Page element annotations

[Begin]

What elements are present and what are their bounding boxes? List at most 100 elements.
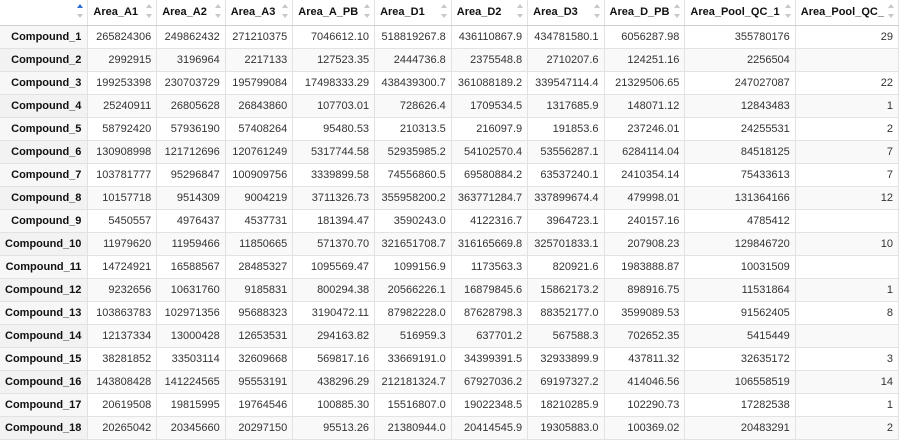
table-cell[interactable]: 143808428	[87, 370, 158, 394]
table-cell[interactable]: 100885.30	[292, 393, 376, 417]
table-cell[interactable]: 569817.16	[292, 347, 376, 371]
table-cell[interactable]: 57408264	[225, 117, 294, 141]
table-cell[interactable]: 571370.70	[292, 232, 376, 256]
table-cell[interactable]: 1317685.9	[527, 94, 605, 118]
table-cell[interactable]: 19022348.5	[451, 393, 529, 417]
row-name[interactable]: Compound_7	[0, 163, 89, 187]
table-cell[interactable]: 1	[795, 278, 899, 302]
table-cell[interactable]: 24255531	[684, 117, 796, 141]
table-cell[interactable]: 33669191.0	[374, 347, 452, 371]
table-cell[interactable]: 567588.3	[527, 324, 605, 348]
table-cell[interactable]: 3964723.1	[527, 209, 605, 233]
table-cell[interactable]: 9185831	[225, 278, 294, 302]
table-cell[interactable]: 516959.3	[374, 324, 452, 348]
row-name[interactable]: Compound_13	[0, 301, 89, 325]
table-cell[interactable]: 8	[795, 301, 899, 325]
table-cell[interactable]: 124251.16	[604, 48, 686, 72]
table-cell[interactable]: 14	[795, 370, 899, 394]
row-name[interactable]: Compound_9	[0, 209, 89, 233]
table-cell[interactable]: 2375548.8	[451, 48, 529, 72]
table-cell[interactable]: 2	[795, 416, 899, 440]
table-cell[interactable]: 207908.23	[604, 232, 686, 256]
table-cell[interactable]: 12843483	[684, 94, 796, 118]
table-cell[interactable]: 20297150	[225, 416, 294, 440]
table-cell[interactable]: 19305883.0	[527, 416, 605, 440]
table-cell[interactable]: 26843860	[225, 94, 294, 118]
table-cell[interactable]: 16588567	[156, 255, 226, 279]
table-cell[interactable]: 12653531	[225, 324, 294, 348]
row-names-header[interactable]	[0, 0, 89, 26]
table-cell[interactable]: 355780176	[684, 25, 796, 49]
column-header-area-a2[interactable]: Area_A2	[156, 0, 226, 26]
table-cell[interactable]: 325701833.1	[527, 232, 605, 256]
table-cell[interactable]: 437811.32	[604, 347, 686, 371]
row-name[interactable]: Compound_5	[0, 117, 89, 141]
table-cell[interactable]: 9514309	[156, 186, 226, 210]
table-cell[interactable]: 237246.01	[604, 117, 686, 141]
row-name[interactable]: Compound_10	[0, 232, 89, 256]
table-cell[interactable]: 53556287.1	[527, 140, 605, 164]
sort-icon[interactable]	[282, 4, 289, 18]
table-cell[interactable]: 129846720	[684, 232, 796, 256]
table-cell[interactable]: 2410354.14	[604, 163, 686, 187]
table-cell[interactable]: 84518125	[684, 140, 796, 164]
sort-icon[interactable]	[214, 4, 221, 18]
table-cell[interactable]: 74556860.5	[374, 163, 452, 187]
table-cell[interactable]: 1983888.87	[604, 255, 686, 279]
table-cell[interactable]: 6056287.98	[604, 25, 686, 49]
table-cell[interactable]: 321651708.7	[374, 232, 452, 256]
table-cell[interactable]: 2992915	[87, 48, 158, 72]
table-cell[interactable]: 4785412	[684, 209, 796, 233]
table-cell[interactable]: 4537731	[225, 209, 294, 233]
column-header-area-pool-qc-2[interactable]: Area_Pool_QC_	[795, 0, 899, 26]
table-cell[interactable]: 21380944.0	[374, 416, 452, 440]
table-cell[interactable]: 728626.4	[374, 94, 452, 118]
row-name[interactable]: Compound_6	[0, 140, 89, 164]
table-cell[interactable]: 249862432	[156, 25, 226, 49]
sort-icon[interactable]	[888, 4, 894, 18]
table-cell[interactable]: 820921.6	[527, 255, 605, 279]
table-cell[interactable]: 1709534.5	[451, 94, 529, 118]
table-cell[interactable]: 2710207.6	[527, 48, 605, 72]
table-cell[interactable]: 1173563.3	[451, 255, 529, 279]
table-cell[interactable]: 130908998	[87, 140, 158, 164]
row-name[interactable]: Compound_15	[0, 347, 89, 371]
table-cell[interactable]: 199253398	[87, 71, 158, 95]
table-cell[interactable]: 91562405	[684, 301, 796, 325]
table-cell[interactable]: 87628798.3	[451, 301, 529, 325]
table-cell[interactable]: 230703729	[156, 71, 226, 95]
sort-icon[interactable]	[77, 4, 84, 18]
table-cell[interactable]: 11959466	[156, 232, 226, 256]
table-cell[interactable]: 7046612.10	[292, 25, 376, 49]
table-cell[interactable]: 26805628	[156, 94, 226, 118]
table-cell[interactable]: 7	[795, 140, 899, 164]
table-cell[interactable]: 3711326.73	[292, 186, 376, 210]
table-cell[interactable]: 316165669.8	[451, 232, 529, 256]
table-cell[interactable]: 29	[795, 25, 899, 49]
table-cell[interactable]	[795, 255, 899, 279]
table-cell[interactable]: 17282538	[684, 393, 796, 417]
table-cell[interactable]: 3	[795, 347, 899, 371]
table-cell[interactable]: 54102570.4	[451, 140, 529, 164]
table-cell[interactable]: 25240911	[87, 94, 158, 118]
table-cell[interactable]: 479998.01	[604, 186, 686, 210]
table-cell[interactable]: 19764546	[225, 393, 294, 417]
row-name[interactable]: Compound_17	[0, 393, 89, 417]
table-cell[interactable]: 16879845.6	[451, 278, 529, 302]
table-cell[interactable]: 518819267.8	[374, 25, 452, 49]
column-header-area-d2[interactable]: Area_D2	[451, 0, 529, 26]
table-cell[interactable]: 265824306	[87, 25, 158, 49]
table-cell[interactable]: 95553191	[225, 370, 294, 394]
table-cell[interactable]: 121712696	[156, 140, 226, 164]
row-name[interactable]: Compound_12	[0, 278, 89, 302]
table-cell[interactable]: 4976437	[156, 209, 226, 233]
table-cell[interactable]: 2217133	[225, 48, 294, 72]
table-cell[interactable]: 120761249	[225, 140, 294, 164]
table-cell[interactable]: 20483291	[684, 416, 796, 440]
table-cell[interactable]: 106558519	[684, 370, 796, 394]
table-cell[interactable]: 271210375	[225, 25, 294, 49]
table-cell[interactable]: 434781580.1	[527, 25, 605, 49]
table-cell[interactable]: 127523.35	[292, 48, 376, 72]
table-cell[interactable]: 12	[795, 186, 899, 210]
table-cell[interactable]: 438439300.7	[374, 71, 452, 95]
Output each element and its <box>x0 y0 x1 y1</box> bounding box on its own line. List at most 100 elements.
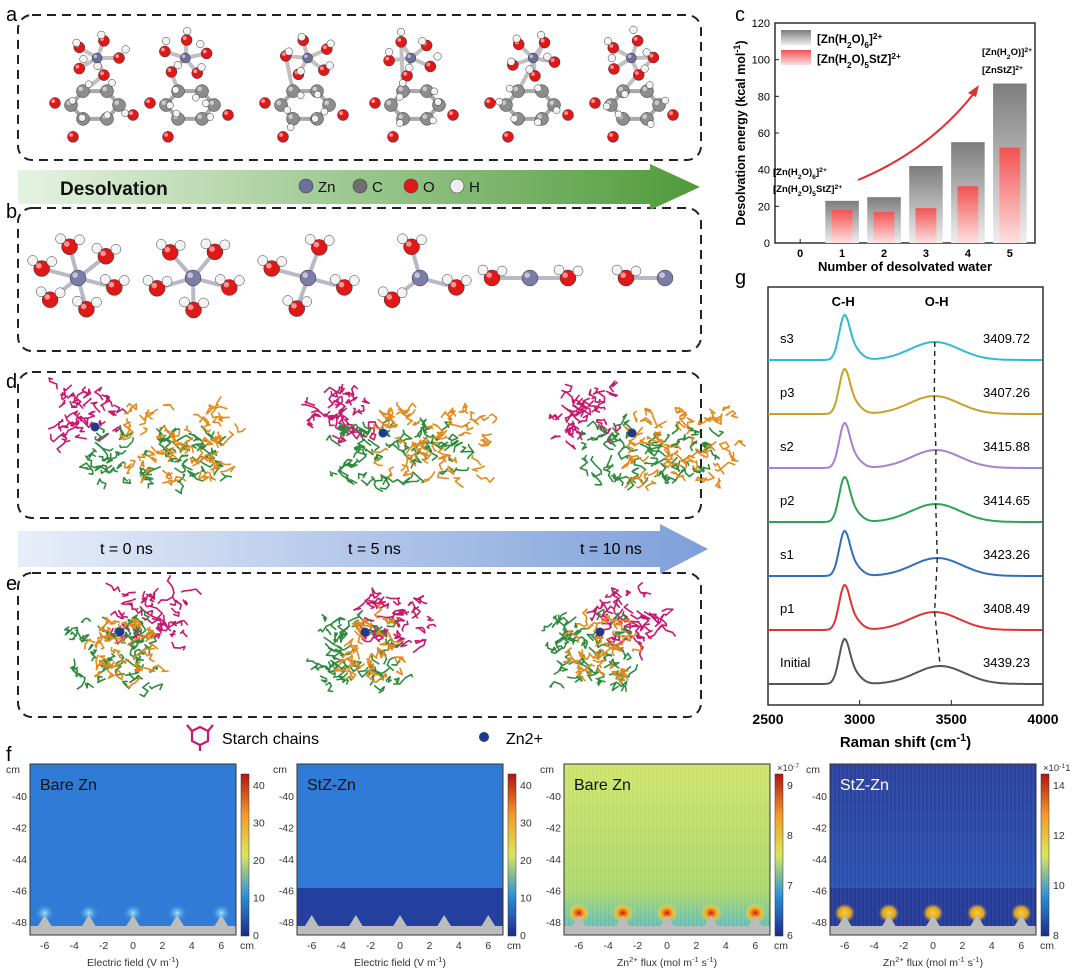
hydrogen-atom <box>69 97 76 104</box>
oxygen-atom-shine <box>634 37 638 41</box>
hydrogen-atom <box>98 31 106 39</box>
chart-c-xtick-label: 0 <box>797 248 803 260</box>
oxygen-atom-shine <box>183 36 187 40</box>
heatmap-1-cbar-tick-1: 10 <box>253 893 265 905</box>
hydrogen-atom-shine <box>217 276 221 280</box>
hydrogen-atom <box>119 275 129 285</box>
oxygen-atom-shine <box>146 99 150 103</box>
hydrogen-atom-shine <box>387 49 390 52</box>
hydrogen-atom <box>631 266 641 276</box>
hydrogen-atom <box>91 297 101 307</box>
hydrogen-atom-shine <box>29 257 32 261</box>
chart-g-peak-value-s2: 3415.88 <box>983 439 1030 454</box>
carbon-atom-shine <box>209 100 214 105</box>
zinc-atom-shine <box>524 272 530 278</box>
hydrogen-atom-shine <box>57 235 61 239</box>
hydrogen-atom-shine <box>444 276 448 280</box>
hydrogen-atom-shine <box>400 81 402 83</box>
hydrogen-atom-shine <box>622 92 624 94</box>
time-label-10: t = 10 ns <box>580 541 642 558</box>
carbon-atom-shine <box>288 87 293 92</box>
heatmap-2-cbar-tick-1: 10 <box>520 893 532 905</box>
hydrogen-atom-shine <box>327 63 330 66</box>
hydrogen-atom <box>537 31 545 39</box>
chart-g-peak-value-s3: 3409.72 <box>983 331 1030 346</box>
hydrogen-atom-shine <box>105 113 107 115</box>
chart-g-series-name-p1: p1 <box>780 601 794 616</box>
oxygen-atom-shine <box>51 99 55 103</box>
chart-g-peak-value-s1: 3423.26 <box>983 547 1030 562</box>
hydrogen-atom-shine <box>80 115 82 117</box>
heatmap-3-xtick-6: 6 <box>752 940 758 952</box>
oxygen-atom-shine <box>371 99 375 103</box>
chart-g-xtick-label: 2500 <box>752 711 783 727</box>
hydrogen-atom <box>109 79 116 86</box>
hydrogen-atom-shine <box>397 94 399 96</box>
hydrogen-atom-shine <box>185 28 188 31</box>
hydrogen-atom-shine <box>605 39 608 42</box>
carbon-atom <box>512 85 525 98</box>
heatmap-3-cbar-exponent: ×10-7 <box>777 763 799 775</box>
hydrogen-atom <box>321 108 328 115</box>
atom-legend-dot-o <box>404 179 418 193</box>
hydrogen-atom-shine <box>328 41 331 44</box>
hydrogen-atom-shine <box>203 101 205 103</box>
hydrogen-atom <box>398 234 408 244</box>
oxygen-atom-shine <box>45 294 51 300</box>
oxygen-atom-shine <box>387 294 393 300</box>
e-starch-orange-2-path <box>334 604 405 683</box>
hydrogen-atom <box>434 53 442 61</box>
oxygen-atom <box>145 98 156 109</box>
heatmap-4-ytick-1: -42 <box>812 823 827 835</box>
oxygen-atom-shine <box>314 242 320 248</box>
molecule-a-1 <box>50 31 139 142</box>
heatmap-1-xtick-0: -6 <box>40 940 49 952</box>
zinc-atom <box>180 53 190 63</box>
oxygen-atom <box>388 131 399 142</box>
heatmap-2-xtick-1: -4 <box>336 940 345 952</box>
oxygen-atom <box>608 131 619 142</box>
hydrogen-atom-shine <box>545 54 548 57</box>
heatmap-4-xtick-2: -2 <box>899 940 908 952</box>
atom-legend-dot-c <box>353 179 367 193</box>
hydrogen-atom <box>507 58 515 66</box>
heatmap-4-colorbar <box>1041 774 1049 936</box>
hydrogen-atom <box>399 79 406 86</box>
hydrogen-atom-shine <box>313 116 315 118</box>
carbon-atom-shine <box>513 87 518 92</box>
hydrogen-atom-shine <box>604 104 606 106</box>
time-arrow: t = 0 ns t = 5 ns t = 10 ns <box>18 524 708 574</box>
heatmap-2: StZ-Zn cm -40 -42 -44 -46 -48 -6 -4 -2 0 2 4 6 cm Elect… <box>273 764 532 969</box>
zinc-atom-shine <box>414 272 420 278</box>
hydrogen-atom-shine <box>112 246 116 250</box>
molecule-b-1 <box>28 234 130 317</box>
heatmap-4-xlabel: Zn2+ flux (mol m-1 s-1) <box>883 955 983 970</box>
hydrogen-atom <box>646 82 653 89</box>
carbon-atom-shine <box>276 100 281 105</box>
hydrogen-atom <box>180 297 190 307</box>
chart-g-series-name-s1: s1 <box>780 547 794 562</box>
desolvation-label: Desolvation <box>60 179 168 200</box>
heatmap-2-cbar-tick-2: 20 <box>520 855 532 867</box>
hydrogen-atom <box>435 98 442 105</box>
chart-c-legend-swatch-gray <box>781 30 811 45</box>
panel-label-c: c <box>735 4 745 26</box>
hydrogen-atom <box>429 117 436 124</box>
hydrogen-atom-shine <box>198 41 201 44</box>
zinc-atom-shine <box>407 55 411 59</box>
hydrogen-atom-shine <box>575 268 579 272</box>
chart-g-xtick-label: 4000 <box>1027 711 1058 727</box>
hydrogen-atom-shine <box>164 278 168 282</box>
hydrogen-atom-shine <box>177 242 181 246</box>
hydrogen-atom-shine <box>480 267 484 271</box>
oxygen-atom <box>278 131 289 142</box>
chart-c-annot-right1: [Zn(H2O)]2+ <box>982 47 1032 61</box>
heatmap-1-ytick-4: -48 <box>12 917 27 929</box>
molecule-b-4 <box>378 234 471 308</box>
d-starch-green-2 <box>326 418 473 491</box>
heatmap-1-title: Bare Zn <box>40 777 97 794</box>
heatmap-3-ytick-3: -46 <box>546 886 561 898</box>
zinc-atom <box>303 53 313 63</box>
hydrogen-atom <box>553 107 560 114</box>
oxygen-atom-shine <box>389 133 393 137</box>
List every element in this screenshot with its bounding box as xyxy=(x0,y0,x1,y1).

[End]

[Exercise instructions] Write out the lines verbatim, starting at the line that contains "370, 158, 394]" and ending at the line that contains "209, 89, 233]", with both of those lines included.

[Exercise result]
table-cell[interactable]: 143808428	[87, 370, 158, 394]
table-cell[interactable]: 100885.30	[292, 393, 376, 417]
table-cell[interactable]: 569817.16	[292, 347, 376, 371]
table-cell[interactable]: 57408264	[225, 117, 294, 141]
table-cell[interactable]: 571370.70	[292, 232, 376, 256]
table-cell[interactable]: 1317685.9	[527, 94, 605, 118]
table-cell[interactable]: 19022348.5	[451, 393, 529, 417]
row-name[interactable]: Compound_7	[0, 163, 89, 187]
table-cell[interactable]: 1	[795, 278, 899, 302]
table-cell[interactable]: 24255531	[684, 117, 796, 141]
table-cell[interactable]: 33669191.0	[374, 347, 452, 371]
table-cell[interactable]: 567588.3	[527, 324, 605, 348]
table-cell[interactable]: 3964723.1	[527, 209, 605, 233]
table-cell[interactable]: 9185831	[225, 278, 294, 302]
table-cell[interactable]: 516959.3	[374, 324, 452, 348]
row-name[interactable]: Compound_13	[0, 301, 89, 325]
table-cell[interactable]: 8	[795, 301, 899, 325]
table-cell[interactable]: 124251.16	[604, 48, 686, 72]
table-cell[interactable]: 14	[795, 370, 899, 394]
row-name[interactable]: Compound_9	[0, 209, 89, 233]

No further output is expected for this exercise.